● Dataset entries:

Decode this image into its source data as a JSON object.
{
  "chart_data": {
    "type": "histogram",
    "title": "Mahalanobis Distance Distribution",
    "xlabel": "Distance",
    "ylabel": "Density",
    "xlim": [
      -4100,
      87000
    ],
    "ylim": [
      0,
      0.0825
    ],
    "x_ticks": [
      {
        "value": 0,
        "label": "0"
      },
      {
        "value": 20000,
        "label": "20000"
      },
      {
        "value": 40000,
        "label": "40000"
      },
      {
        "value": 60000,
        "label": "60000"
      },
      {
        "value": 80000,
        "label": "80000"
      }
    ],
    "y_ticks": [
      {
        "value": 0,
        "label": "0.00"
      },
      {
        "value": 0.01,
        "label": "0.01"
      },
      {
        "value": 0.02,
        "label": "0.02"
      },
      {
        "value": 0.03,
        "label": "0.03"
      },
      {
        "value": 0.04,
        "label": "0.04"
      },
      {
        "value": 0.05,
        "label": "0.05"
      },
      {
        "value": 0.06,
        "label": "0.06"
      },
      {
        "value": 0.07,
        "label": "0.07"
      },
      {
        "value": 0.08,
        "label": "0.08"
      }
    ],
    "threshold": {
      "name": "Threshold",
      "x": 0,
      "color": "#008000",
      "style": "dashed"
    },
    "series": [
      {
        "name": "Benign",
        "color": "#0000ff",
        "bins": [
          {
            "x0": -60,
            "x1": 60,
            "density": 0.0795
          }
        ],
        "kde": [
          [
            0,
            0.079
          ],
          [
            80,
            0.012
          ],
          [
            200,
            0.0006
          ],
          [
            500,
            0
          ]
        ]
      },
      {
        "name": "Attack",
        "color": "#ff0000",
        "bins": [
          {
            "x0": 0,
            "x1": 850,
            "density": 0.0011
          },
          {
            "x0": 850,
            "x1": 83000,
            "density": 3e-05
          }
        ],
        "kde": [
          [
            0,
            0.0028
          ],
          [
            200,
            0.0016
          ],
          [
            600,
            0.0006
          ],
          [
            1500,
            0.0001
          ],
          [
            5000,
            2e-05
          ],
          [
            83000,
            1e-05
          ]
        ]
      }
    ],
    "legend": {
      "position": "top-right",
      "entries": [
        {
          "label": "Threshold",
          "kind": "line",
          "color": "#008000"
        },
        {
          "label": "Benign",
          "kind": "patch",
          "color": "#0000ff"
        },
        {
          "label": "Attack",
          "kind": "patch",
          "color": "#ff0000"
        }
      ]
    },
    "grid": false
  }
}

● Written problem: Search the lines for the string "name" and copy every line that has it.

● The result:
      "name": "Threshold",
        "name": "Benign",
        "name": "Attack",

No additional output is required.